**Page excerpt:**
****************************************
You are viewing a plain text version of this content. The canonical link for it is here.
Posted to server-dev@james.apache.org by Stefano Mazzocchi <st...@apache.org> on 2004/02/04 05:22:38 UTC
Why fighting spam with whitelists doesn't work [was Re: Contributing a mailet]
On 3 Feb 2004, at 17:16, <Br...@nokia.com> wrote:
> Stefano, I found your questions quite thought-provoking.
Good.
> Would you mind answering a couple of questions?
of course not.
> 1) I feel that no other solution other than pure whitelisting will work
> in the long run.
A whitelist approach estimates that the send is a human being (so that
is able to judge and take an action) and that the from: address was not
forged. Both are pathetically wrong assumptions these days, especially
after SoBig and MyDoom worm outbreaks.
> I have had my personal email address for many years
> and there are days when I receive over 1000 spams per day.
Join the club.
> I am
> currently using several public blacklists and SpamAssassin set at its
> most aggressive setting, which worked for years until a few months ago,
> but now spammers are getting very smart about bypassing normal
> anti-spam
> tools.
I use bayesian filtering (bogofilter because it's very fast). It's good
enough for almost all sort of spam, but the "random dictionary + image"
type. But that's easily modelled with a rule engine (but I receive so
few of them lately that it's not even worth bothering writing one)
Over the last two weeks, I had 4800 spam messages and only 50 false
negatives (99% correctness) and no false positive so far (even if it's
admittedly hard to tell, my filter is better than I am in rating spam,
that's for sure)
****************************************
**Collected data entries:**
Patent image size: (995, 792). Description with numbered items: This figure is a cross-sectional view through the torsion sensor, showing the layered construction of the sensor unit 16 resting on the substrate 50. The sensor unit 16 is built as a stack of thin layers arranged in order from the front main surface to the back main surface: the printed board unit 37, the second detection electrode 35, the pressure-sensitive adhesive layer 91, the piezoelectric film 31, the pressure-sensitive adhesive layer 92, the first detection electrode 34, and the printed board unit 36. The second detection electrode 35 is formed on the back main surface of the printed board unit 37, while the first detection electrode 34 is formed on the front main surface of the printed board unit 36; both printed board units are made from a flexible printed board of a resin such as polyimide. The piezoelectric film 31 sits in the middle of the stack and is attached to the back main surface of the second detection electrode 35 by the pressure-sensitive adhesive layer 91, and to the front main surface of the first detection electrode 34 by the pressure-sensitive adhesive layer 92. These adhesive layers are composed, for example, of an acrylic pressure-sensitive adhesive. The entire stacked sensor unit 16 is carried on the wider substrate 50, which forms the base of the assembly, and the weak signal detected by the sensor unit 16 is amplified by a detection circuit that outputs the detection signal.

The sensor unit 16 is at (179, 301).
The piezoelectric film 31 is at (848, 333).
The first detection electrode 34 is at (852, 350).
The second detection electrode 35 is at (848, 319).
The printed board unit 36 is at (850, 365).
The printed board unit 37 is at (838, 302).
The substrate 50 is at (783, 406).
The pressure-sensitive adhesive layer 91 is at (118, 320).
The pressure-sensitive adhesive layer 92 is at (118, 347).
****************************************
**Given exercise:** Return the passage of the mailing list post on spam whitelists from "of course not." up to and including "MyDoom worm outbreaks.", copied word for word.

**Correct response:**
of course not.
> 1) I feel that no other solution other than pure whitelisting will work
> in the long run.
A whitelist approach estimates that the send is a human being (so that
is able to judge and take an action) and that the from: address was not
forged. Both are pathetically wrong assumptions these days, especially
after SoBig and MyDoom worm outbreaks.